## Exercise description
Look through the listing and locate every line containing the word "janv"; copy those lines.

— START Exercise materials —

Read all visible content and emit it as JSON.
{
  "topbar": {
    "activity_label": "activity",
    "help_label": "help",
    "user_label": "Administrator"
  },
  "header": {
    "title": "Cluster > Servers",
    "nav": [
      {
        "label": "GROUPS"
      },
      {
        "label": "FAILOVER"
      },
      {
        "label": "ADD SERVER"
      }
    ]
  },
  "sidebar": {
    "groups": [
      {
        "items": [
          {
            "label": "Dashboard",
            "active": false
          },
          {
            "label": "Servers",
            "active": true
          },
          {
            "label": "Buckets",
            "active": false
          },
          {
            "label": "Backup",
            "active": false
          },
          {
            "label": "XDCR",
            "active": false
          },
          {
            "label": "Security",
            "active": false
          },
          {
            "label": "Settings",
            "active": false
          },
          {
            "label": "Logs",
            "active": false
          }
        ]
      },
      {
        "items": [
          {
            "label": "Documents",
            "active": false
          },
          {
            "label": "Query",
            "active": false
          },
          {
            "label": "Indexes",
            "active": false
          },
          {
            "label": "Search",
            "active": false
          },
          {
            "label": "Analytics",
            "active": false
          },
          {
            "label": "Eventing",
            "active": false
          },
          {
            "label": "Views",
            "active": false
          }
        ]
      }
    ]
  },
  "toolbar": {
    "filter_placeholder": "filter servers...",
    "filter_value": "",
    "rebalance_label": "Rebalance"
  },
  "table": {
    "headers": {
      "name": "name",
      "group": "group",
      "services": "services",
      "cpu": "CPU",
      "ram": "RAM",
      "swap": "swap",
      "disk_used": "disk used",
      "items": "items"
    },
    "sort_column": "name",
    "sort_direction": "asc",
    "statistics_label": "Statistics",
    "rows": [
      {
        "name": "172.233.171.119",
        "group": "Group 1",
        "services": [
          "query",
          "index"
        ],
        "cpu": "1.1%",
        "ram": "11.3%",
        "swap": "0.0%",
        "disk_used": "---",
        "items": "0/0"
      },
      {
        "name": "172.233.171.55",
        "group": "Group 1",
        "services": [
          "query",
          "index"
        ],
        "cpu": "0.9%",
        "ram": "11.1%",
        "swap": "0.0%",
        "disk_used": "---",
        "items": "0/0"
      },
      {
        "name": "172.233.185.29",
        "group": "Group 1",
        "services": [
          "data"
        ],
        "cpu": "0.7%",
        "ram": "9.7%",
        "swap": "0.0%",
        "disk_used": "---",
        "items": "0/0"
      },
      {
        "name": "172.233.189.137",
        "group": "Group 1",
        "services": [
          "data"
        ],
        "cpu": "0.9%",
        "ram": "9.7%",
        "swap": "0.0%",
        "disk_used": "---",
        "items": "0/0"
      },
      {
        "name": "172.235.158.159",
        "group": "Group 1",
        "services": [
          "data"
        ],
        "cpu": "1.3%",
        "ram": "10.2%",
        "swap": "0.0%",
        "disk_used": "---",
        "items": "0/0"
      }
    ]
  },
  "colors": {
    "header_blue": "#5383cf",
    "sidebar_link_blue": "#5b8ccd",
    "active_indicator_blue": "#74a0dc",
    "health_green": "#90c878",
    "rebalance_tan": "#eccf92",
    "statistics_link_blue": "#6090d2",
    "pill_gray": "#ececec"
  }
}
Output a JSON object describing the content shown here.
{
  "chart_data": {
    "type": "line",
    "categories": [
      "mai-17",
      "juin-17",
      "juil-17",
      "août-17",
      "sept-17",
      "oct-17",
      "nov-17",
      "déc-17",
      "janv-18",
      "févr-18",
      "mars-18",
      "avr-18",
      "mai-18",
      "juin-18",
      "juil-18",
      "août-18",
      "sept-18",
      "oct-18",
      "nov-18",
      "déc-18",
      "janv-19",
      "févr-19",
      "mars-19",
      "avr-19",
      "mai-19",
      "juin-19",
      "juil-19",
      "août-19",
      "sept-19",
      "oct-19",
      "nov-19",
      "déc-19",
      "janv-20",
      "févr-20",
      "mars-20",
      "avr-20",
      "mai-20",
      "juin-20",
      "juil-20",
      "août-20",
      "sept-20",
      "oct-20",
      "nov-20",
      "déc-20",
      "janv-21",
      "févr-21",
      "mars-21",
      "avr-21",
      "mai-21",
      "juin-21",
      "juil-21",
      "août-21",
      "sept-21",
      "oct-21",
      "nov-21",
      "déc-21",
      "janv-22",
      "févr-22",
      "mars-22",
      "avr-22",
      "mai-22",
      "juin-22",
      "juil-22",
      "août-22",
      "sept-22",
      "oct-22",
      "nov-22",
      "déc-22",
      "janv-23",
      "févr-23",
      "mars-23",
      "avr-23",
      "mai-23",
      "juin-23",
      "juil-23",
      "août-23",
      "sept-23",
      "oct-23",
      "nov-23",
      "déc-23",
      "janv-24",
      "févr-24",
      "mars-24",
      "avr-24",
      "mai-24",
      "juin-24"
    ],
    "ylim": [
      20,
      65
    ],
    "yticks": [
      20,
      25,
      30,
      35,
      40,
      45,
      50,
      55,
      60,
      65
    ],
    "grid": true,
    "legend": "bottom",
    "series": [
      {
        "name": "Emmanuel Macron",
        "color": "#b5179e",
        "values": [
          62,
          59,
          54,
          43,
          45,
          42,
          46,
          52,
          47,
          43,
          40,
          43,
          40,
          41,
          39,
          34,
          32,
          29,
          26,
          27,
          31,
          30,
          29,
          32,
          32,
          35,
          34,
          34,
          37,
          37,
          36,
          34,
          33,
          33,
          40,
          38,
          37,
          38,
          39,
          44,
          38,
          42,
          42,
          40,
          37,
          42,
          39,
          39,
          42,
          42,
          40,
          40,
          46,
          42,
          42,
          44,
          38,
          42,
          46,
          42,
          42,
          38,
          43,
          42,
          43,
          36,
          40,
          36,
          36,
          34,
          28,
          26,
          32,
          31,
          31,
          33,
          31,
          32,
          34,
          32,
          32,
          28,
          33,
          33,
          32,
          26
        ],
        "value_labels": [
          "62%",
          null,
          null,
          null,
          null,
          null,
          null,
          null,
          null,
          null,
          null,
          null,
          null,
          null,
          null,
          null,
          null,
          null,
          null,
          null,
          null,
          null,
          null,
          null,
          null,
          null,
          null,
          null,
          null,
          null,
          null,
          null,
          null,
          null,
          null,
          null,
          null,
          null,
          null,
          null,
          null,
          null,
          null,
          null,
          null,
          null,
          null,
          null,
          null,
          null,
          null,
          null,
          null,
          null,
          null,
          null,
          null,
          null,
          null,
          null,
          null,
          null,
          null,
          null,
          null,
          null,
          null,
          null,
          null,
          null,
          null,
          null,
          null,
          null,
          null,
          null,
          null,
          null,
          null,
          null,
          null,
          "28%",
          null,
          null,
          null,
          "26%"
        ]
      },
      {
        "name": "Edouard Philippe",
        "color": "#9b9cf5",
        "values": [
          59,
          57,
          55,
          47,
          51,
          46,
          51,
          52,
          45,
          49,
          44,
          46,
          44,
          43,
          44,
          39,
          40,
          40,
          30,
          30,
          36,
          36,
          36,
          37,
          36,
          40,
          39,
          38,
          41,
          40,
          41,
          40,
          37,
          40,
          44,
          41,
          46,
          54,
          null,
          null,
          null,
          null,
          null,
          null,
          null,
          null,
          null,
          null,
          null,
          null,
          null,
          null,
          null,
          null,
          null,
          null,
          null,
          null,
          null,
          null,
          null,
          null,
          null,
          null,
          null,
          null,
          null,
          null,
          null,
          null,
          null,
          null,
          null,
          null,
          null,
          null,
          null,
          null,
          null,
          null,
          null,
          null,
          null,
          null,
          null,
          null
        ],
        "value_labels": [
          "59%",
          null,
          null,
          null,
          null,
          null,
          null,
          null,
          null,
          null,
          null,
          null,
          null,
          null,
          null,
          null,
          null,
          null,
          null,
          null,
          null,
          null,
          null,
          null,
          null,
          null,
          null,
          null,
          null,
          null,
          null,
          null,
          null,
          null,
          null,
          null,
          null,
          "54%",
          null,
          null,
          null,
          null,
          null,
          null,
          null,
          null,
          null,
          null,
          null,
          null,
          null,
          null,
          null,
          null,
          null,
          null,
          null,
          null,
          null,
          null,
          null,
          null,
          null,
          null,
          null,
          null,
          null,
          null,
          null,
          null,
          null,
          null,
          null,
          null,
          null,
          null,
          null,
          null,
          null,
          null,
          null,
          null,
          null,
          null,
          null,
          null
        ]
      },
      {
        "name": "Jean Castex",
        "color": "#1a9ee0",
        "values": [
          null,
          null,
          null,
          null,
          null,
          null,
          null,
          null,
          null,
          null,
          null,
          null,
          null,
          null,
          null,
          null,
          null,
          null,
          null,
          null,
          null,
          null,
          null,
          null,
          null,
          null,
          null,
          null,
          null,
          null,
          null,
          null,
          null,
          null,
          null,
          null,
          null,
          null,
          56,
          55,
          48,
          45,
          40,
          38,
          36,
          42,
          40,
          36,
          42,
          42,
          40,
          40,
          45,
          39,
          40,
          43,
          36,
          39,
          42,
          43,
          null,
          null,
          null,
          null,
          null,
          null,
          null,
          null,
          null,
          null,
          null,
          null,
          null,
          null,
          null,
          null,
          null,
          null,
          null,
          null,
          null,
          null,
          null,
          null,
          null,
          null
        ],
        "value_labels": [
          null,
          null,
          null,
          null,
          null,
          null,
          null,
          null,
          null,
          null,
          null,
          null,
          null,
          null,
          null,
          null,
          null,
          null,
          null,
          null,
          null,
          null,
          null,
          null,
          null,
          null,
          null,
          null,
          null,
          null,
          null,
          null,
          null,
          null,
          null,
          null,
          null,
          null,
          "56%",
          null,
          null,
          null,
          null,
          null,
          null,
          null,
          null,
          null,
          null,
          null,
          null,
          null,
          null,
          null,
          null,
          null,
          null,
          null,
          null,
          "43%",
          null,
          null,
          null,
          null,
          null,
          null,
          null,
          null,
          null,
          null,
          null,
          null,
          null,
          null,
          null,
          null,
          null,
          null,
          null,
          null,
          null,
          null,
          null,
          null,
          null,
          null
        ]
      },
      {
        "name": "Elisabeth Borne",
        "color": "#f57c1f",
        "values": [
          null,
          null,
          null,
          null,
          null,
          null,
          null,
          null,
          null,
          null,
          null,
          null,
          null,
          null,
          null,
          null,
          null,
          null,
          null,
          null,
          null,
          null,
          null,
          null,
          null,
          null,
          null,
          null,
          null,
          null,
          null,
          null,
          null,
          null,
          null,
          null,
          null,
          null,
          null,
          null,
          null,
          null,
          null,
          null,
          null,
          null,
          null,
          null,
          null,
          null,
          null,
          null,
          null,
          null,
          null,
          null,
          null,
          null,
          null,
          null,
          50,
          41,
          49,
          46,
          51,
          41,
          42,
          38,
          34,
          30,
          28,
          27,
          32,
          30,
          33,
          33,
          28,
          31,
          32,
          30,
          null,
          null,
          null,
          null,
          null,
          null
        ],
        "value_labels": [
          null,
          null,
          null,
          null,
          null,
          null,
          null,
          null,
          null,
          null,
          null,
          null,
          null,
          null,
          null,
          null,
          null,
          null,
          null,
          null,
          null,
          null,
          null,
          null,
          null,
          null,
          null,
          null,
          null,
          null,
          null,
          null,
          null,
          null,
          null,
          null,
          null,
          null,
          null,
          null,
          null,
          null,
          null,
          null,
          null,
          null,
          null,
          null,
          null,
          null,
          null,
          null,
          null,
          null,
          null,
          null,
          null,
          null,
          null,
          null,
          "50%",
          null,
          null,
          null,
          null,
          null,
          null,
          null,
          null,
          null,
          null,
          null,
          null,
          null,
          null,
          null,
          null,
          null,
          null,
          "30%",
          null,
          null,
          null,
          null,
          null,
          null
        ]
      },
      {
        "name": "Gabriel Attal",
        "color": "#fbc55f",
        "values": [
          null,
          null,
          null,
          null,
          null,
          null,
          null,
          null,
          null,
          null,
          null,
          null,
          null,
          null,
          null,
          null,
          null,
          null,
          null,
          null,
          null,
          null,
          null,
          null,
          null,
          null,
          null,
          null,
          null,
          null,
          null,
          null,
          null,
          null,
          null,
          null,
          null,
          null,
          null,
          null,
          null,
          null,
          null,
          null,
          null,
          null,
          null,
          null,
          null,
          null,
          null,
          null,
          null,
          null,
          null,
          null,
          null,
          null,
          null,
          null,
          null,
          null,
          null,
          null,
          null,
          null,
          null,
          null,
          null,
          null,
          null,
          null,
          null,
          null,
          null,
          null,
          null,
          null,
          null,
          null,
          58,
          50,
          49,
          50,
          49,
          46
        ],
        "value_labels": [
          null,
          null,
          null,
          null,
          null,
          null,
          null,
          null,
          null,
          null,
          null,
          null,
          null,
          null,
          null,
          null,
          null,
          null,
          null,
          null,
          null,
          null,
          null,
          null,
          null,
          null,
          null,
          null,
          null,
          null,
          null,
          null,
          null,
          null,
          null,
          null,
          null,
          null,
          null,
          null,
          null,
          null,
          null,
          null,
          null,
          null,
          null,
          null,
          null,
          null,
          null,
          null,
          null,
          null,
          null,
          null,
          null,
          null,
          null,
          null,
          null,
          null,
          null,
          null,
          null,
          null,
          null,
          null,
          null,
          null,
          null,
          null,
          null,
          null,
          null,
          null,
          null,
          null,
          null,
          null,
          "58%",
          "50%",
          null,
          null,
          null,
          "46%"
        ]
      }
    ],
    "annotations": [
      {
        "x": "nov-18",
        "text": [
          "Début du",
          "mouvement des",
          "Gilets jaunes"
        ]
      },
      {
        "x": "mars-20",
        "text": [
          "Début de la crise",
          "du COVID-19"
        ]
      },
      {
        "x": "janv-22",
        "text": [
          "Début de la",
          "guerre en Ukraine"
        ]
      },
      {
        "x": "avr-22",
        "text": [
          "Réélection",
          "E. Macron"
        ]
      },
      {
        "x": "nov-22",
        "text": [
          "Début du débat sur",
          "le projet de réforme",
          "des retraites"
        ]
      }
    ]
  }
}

— END Exercise materials —

## Task solution
      "janv-18",
      "janv-19",
      "janv-20",
      "janv-21",
      "janv-22",
      "janv-23",
      "janv-24",
        "x": "janv-22",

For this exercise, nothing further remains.